--- start of GIVEN RECORDS ---

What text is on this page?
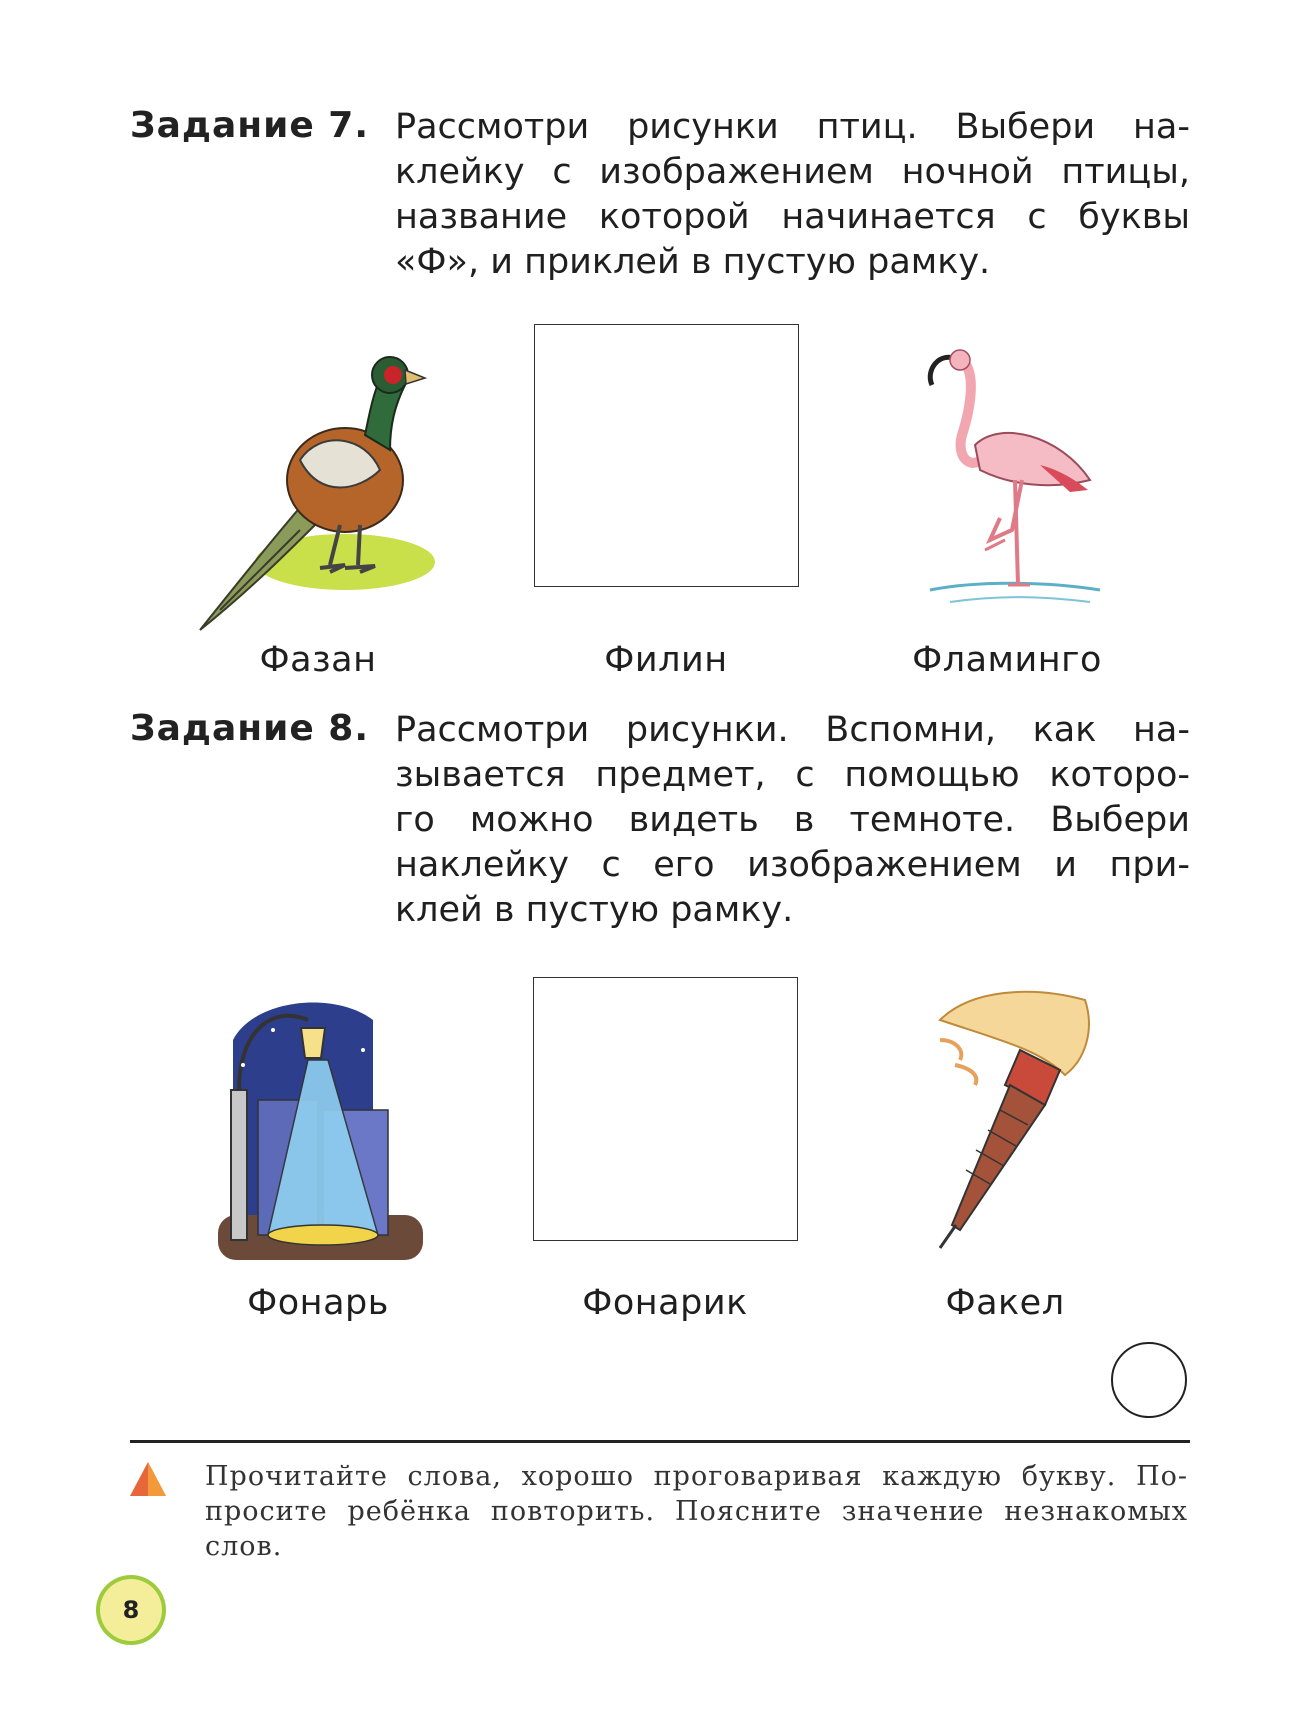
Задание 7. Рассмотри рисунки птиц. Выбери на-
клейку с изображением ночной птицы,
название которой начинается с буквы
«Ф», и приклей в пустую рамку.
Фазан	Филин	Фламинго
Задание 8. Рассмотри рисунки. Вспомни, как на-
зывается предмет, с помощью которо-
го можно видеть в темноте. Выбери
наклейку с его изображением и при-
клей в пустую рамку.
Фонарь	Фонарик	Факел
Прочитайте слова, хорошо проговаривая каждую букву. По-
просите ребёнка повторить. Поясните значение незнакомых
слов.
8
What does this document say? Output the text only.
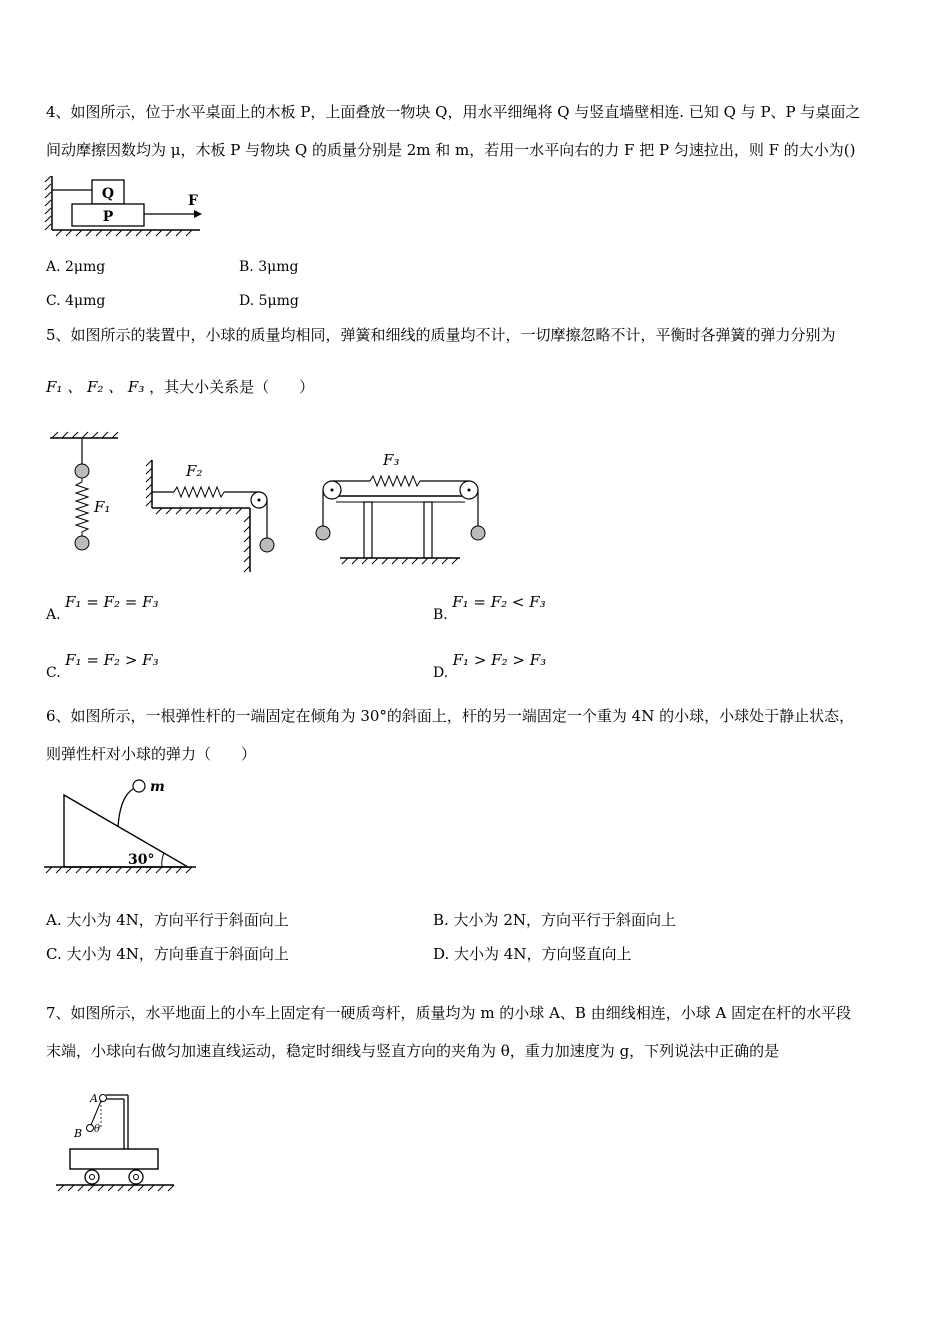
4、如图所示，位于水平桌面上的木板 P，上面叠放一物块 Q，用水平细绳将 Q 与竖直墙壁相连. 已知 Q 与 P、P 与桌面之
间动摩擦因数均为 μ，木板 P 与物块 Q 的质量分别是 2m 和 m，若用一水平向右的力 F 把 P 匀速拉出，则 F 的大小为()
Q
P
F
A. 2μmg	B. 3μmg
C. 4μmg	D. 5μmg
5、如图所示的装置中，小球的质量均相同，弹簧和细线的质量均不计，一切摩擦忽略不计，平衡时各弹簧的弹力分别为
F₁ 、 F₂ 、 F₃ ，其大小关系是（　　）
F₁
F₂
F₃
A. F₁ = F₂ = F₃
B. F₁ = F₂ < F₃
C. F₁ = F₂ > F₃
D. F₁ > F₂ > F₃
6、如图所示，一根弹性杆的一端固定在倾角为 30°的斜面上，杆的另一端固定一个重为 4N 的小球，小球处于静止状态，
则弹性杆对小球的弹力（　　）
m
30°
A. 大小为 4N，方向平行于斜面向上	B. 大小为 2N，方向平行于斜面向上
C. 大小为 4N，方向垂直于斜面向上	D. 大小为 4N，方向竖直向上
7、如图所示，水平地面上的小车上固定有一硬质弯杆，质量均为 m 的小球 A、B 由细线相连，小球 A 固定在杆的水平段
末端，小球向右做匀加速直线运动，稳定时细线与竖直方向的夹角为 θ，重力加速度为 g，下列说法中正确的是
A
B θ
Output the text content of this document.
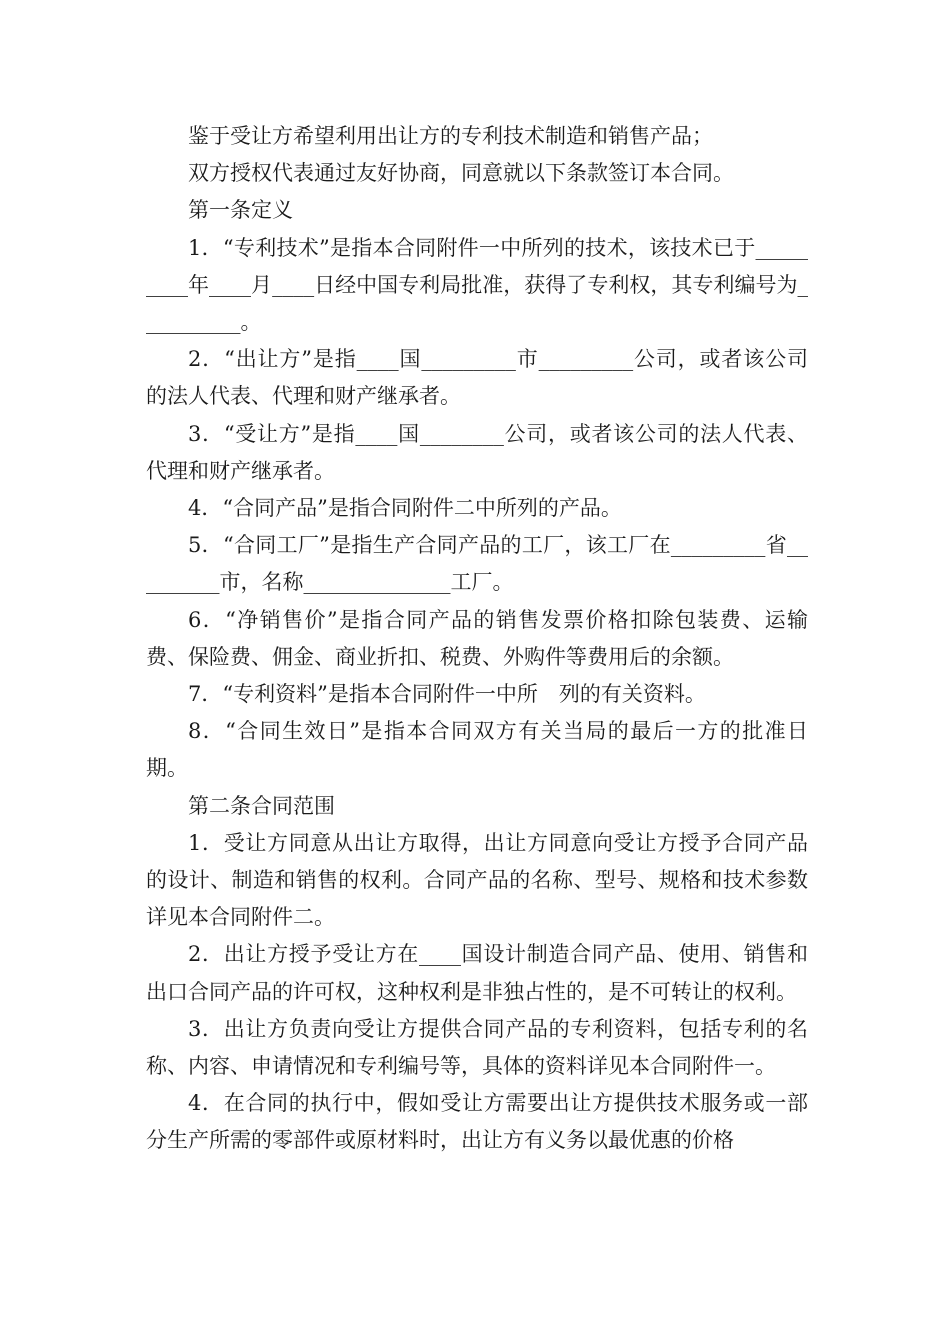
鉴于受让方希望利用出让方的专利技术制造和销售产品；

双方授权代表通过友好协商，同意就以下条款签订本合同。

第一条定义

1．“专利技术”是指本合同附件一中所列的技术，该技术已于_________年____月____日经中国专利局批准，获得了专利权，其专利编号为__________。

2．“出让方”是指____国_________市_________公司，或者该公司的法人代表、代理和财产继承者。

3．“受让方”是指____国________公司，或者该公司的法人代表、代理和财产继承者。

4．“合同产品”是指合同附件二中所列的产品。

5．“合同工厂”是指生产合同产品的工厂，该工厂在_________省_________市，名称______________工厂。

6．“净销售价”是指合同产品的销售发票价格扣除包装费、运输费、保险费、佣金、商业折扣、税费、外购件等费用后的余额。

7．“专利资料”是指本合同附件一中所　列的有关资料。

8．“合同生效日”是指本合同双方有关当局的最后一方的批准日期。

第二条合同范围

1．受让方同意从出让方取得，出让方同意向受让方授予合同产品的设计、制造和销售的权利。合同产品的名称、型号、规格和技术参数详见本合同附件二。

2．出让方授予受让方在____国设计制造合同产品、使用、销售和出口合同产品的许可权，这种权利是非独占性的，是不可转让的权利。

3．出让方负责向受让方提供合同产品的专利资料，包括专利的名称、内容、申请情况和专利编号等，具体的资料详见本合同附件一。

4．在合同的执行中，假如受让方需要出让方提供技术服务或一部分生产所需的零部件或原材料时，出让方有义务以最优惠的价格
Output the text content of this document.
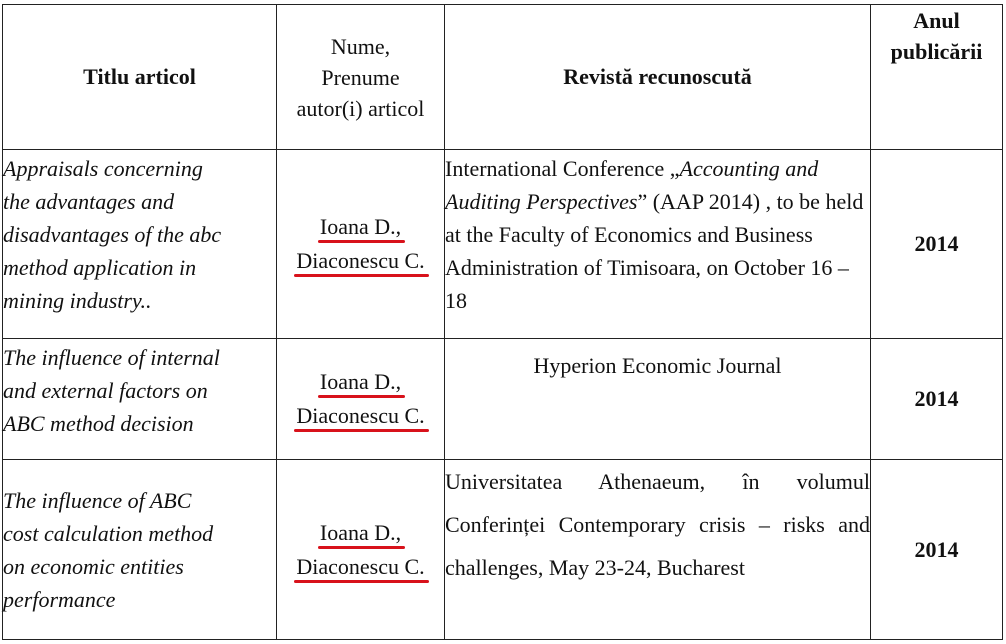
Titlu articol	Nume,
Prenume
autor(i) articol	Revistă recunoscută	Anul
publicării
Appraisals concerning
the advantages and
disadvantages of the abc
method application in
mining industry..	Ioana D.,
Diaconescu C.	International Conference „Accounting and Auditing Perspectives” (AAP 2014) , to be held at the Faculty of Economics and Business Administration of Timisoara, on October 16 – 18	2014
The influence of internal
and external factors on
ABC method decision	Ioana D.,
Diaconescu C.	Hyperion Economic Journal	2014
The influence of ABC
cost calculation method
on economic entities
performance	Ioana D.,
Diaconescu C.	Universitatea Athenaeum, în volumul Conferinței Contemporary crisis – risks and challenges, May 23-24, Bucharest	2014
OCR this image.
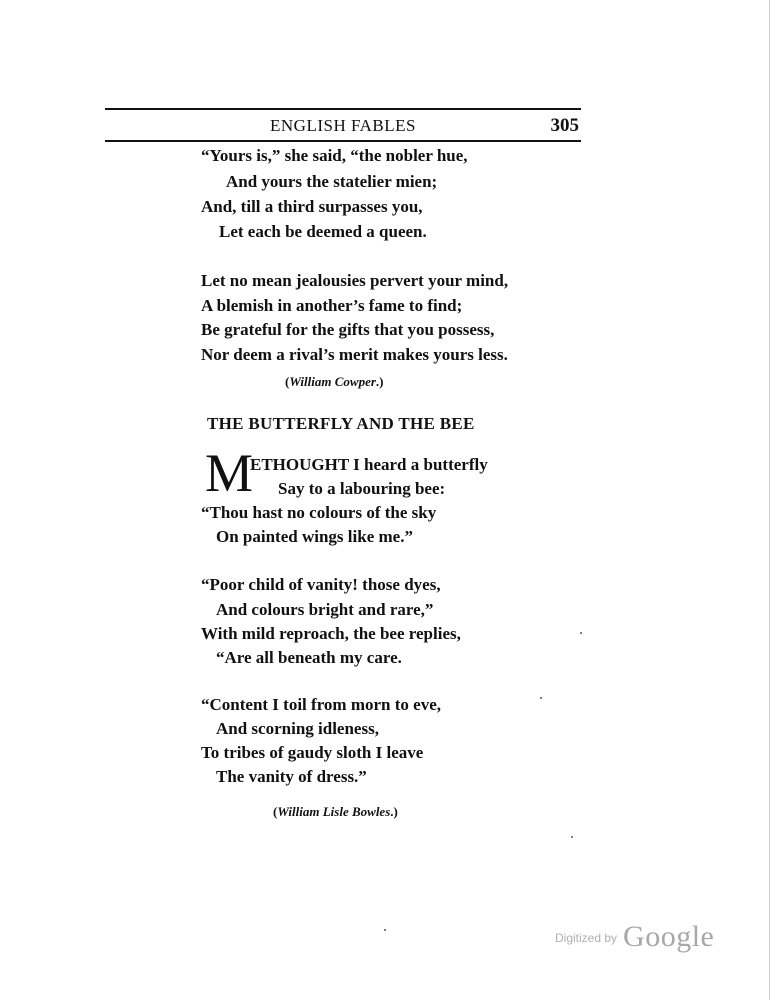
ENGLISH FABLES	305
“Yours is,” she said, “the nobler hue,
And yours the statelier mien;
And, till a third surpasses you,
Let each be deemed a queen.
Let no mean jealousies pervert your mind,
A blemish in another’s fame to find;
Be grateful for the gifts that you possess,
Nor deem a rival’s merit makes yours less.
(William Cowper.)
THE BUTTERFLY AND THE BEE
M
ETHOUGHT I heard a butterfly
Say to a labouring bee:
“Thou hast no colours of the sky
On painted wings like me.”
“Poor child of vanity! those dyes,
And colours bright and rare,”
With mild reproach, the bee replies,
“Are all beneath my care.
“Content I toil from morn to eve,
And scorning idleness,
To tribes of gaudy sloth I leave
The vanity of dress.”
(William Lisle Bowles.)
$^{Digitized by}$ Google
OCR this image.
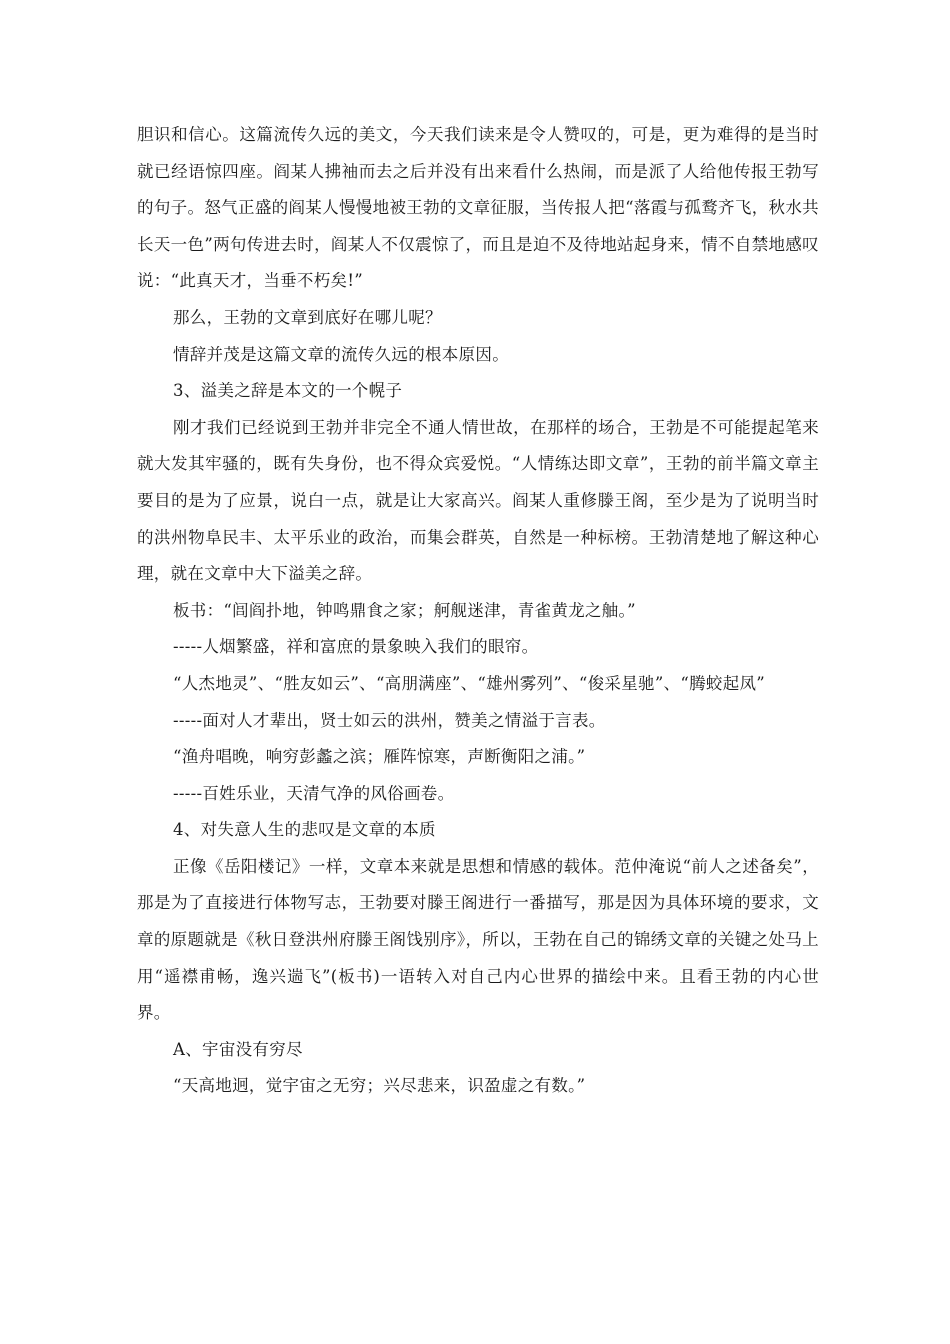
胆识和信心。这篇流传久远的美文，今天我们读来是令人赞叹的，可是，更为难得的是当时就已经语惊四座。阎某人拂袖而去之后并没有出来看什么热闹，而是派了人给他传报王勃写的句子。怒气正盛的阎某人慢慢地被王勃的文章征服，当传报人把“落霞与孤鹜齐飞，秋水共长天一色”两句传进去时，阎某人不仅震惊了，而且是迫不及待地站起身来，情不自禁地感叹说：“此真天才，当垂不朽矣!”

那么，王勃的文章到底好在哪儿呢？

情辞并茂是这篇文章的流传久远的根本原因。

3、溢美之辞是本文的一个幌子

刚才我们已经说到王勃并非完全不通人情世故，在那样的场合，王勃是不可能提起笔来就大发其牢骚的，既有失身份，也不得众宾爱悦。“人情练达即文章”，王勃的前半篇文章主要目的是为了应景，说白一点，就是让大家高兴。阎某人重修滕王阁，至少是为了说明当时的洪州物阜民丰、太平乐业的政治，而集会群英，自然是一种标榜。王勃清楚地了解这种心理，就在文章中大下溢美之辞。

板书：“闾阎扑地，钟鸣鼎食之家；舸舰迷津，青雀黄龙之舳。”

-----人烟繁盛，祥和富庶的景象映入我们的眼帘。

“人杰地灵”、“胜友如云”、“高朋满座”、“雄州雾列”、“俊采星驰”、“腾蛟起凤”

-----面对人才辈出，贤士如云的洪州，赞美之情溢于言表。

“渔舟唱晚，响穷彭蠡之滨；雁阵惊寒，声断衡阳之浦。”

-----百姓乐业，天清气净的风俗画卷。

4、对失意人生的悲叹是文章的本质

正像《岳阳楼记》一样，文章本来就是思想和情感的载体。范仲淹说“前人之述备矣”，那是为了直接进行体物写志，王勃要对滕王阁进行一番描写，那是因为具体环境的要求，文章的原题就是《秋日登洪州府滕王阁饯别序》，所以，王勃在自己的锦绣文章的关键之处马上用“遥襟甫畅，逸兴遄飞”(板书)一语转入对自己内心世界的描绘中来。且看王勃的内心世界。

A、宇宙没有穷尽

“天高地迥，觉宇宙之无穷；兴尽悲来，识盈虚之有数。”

--- end of GIVEN RECORDS ---

Pull out every line in the data above that has the word "What".

What text is on this page?
What does this document say? Output the text only.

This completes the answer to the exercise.